Filter these entries so that only lines with the word "close" remain.
☆ ☆ ☆
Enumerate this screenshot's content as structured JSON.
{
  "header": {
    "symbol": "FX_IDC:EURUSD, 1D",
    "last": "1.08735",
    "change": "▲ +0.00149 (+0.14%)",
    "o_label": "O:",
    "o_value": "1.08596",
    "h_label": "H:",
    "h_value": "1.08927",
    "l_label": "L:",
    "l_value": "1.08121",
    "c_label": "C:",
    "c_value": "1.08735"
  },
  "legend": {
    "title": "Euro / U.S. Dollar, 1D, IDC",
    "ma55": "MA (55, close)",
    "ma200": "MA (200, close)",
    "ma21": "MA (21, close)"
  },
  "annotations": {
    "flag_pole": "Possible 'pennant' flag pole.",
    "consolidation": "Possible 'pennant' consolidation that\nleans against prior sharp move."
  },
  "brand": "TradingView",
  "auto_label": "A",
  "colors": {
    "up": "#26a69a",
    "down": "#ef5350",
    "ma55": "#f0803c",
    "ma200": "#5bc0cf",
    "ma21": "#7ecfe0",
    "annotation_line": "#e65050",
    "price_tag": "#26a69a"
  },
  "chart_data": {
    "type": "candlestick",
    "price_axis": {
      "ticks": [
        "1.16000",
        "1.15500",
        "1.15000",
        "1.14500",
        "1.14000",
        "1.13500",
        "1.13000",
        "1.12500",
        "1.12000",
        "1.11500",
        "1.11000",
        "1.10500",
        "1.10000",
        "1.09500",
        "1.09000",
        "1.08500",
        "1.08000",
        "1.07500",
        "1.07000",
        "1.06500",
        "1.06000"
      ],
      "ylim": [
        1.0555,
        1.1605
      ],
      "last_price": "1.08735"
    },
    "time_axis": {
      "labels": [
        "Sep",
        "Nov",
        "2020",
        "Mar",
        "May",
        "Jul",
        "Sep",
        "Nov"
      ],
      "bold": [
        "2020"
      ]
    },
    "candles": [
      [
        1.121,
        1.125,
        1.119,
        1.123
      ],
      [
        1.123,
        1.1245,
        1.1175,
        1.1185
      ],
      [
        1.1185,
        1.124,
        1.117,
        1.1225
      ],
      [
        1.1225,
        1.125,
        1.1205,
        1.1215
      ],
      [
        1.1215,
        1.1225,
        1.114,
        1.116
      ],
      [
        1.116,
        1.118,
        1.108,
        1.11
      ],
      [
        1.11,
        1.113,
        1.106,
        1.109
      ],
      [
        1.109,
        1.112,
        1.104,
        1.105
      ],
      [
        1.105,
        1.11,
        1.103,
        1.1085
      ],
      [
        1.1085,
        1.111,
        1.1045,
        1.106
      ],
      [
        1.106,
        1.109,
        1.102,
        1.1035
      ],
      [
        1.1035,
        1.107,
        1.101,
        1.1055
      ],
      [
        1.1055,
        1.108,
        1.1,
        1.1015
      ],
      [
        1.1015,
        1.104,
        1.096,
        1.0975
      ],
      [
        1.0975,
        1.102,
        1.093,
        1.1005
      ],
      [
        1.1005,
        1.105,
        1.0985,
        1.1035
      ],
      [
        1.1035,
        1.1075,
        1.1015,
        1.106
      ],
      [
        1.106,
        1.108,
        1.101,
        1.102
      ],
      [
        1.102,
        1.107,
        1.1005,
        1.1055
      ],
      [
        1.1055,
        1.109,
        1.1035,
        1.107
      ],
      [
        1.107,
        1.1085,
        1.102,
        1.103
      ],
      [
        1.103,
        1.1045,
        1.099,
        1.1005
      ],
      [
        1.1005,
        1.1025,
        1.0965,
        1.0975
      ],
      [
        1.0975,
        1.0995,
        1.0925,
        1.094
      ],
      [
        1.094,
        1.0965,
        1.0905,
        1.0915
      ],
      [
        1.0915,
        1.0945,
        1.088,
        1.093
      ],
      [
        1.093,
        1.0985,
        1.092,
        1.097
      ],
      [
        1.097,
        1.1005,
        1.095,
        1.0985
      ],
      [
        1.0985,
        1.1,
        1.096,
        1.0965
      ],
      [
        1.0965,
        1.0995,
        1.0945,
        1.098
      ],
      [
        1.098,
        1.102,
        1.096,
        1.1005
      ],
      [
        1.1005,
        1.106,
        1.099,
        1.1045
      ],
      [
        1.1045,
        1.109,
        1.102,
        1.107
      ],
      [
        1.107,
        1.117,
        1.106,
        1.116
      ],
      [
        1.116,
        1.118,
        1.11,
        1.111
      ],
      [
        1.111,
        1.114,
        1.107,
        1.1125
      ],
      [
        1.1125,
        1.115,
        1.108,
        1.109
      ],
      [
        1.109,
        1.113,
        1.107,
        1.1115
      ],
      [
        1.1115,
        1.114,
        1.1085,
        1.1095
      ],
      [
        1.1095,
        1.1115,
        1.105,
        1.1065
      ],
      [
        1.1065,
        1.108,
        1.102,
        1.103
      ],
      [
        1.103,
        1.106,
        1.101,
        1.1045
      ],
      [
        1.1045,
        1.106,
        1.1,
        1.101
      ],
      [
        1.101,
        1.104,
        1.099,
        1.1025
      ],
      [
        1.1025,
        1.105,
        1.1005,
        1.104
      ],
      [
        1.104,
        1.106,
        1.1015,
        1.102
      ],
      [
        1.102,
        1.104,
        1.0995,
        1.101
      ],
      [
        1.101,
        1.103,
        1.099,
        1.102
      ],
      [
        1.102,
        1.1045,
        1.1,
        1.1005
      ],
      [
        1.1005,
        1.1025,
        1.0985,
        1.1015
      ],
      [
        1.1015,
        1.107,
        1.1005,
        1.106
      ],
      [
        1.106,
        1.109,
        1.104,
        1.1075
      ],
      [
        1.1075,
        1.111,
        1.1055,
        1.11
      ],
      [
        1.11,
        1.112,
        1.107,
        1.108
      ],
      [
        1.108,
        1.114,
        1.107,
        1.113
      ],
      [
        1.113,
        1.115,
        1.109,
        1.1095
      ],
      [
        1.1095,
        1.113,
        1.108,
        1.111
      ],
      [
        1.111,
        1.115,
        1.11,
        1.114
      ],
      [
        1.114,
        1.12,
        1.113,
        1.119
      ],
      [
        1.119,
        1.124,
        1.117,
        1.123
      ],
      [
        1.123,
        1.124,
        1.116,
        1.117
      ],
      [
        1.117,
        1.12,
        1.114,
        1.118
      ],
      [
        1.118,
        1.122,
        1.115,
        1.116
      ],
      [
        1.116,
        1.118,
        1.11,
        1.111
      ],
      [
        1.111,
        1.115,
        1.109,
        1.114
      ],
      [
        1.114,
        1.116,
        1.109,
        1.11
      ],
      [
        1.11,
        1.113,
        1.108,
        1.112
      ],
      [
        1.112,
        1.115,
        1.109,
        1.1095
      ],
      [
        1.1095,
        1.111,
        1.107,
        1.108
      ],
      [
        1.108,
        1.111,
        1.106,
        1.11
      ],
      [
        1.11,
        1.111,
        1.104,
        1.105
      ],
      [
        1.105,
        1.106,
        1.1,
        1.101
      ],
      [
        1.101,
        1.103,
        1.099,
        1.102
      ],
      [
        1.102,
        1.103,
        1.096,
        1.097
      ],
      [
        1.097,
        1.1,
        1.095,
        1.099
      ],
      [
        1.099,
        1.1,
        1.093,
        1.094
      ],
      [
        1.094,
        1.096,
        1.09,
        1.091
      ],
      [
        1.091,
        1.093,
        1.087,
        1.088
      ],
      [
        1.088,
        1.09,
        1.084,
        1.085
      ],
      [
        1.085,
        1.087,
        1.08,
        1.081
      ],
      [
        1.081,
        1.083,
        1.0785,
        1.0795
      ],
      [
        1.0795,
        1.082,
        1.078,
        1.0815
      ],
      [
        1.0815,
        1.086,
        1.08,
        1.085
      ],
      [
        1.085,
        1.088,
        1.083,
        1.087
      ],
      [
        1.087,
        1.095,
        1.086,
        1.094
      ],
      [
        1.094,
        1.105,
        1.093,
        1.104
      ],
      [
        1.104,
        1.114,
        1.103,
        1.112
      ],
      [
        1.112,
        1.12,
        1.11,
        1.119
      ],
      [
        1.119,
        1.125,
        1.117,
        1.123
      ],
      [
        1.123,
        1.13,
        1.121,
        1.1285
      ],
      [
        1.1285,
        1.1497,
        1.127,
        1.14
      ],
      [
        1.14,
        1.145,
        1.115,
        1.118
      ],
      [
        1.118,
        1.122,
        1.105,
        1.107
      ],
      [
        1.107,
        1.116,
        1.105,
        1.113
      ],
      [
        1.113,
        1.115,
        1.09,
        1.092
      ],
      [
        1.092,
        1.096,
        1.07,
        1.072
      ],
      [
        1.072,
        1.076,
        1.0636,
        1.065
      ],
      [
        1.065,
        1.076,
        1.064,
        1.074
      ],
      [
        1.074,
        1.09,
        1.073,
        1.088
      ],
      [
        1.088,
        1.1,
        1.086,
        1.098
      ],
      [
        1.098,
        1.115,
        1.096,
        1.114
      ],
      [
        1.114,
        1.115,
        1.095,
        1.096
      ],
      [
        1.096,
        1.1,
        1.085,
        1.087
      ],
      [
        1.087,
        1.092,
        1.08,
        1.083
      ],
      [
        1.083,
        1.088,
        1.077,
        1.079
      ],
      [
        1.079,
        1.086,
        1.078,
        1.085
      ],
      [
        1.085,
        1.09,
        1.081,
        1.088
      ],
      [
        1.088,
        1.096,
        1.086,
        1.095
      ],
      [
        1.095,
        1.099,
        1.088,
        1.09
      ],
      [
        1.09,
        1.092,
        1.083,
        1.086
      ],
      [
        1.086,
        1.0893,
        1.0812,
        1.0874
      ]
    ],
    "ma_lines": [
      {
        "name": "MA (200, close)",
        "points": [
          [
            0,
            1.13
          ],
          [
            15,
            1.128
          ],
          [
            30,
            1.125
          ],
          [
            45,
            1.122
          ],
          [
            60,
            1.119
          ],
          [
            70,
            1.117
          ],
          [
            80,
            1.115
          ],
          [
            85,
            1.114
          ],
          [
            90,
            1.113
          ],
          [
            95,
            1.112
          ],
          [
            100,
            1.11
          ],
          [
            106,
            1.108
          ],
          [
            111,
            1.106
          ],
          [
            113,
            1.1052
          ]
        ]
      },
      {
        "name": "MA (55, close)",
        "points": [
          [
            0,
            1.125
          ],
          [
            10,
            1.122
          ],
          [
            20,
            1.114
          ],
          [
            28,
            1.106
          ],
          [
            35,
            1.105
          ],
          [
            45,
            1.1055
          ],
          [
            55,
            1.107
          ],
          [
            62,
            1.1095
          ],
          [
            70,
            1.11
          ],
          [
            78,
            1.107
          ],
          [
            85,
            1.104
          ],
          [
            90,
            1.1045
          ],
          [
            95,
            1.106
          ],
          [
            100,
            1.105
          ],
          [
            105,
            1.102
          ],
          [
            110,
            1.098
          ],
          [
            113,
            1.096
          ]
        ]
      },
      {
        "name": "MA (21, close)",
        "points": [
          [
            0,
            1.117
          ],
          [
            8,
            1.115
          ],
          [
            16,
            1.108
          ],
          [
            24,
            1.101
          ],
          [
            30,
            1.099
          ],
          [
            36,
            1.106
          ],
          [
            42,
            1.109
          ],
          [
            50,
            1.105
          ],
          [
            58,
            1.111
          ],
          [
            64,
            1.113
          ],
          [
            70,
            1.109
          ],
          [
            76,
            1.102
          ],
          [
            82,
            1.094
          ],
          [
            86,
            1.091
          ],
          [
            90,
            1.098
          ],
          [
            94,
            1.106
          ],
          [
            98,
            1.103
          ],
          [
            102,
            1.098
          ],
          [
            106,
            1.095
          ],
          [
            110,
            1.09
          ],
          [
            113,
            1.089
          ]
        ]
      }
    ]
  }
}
☆ ☆ ☆
▸ **SOLUTION FOR THIS PROBLEM**:
    "ma55": "MA (55, close)",
    "ma200": "MA (200, close)",
    "ma21": "MA (21, close)"
        "name": "MA (200, close)",
        "name": "MA (55, close)",
        "name": "MA (21, close)",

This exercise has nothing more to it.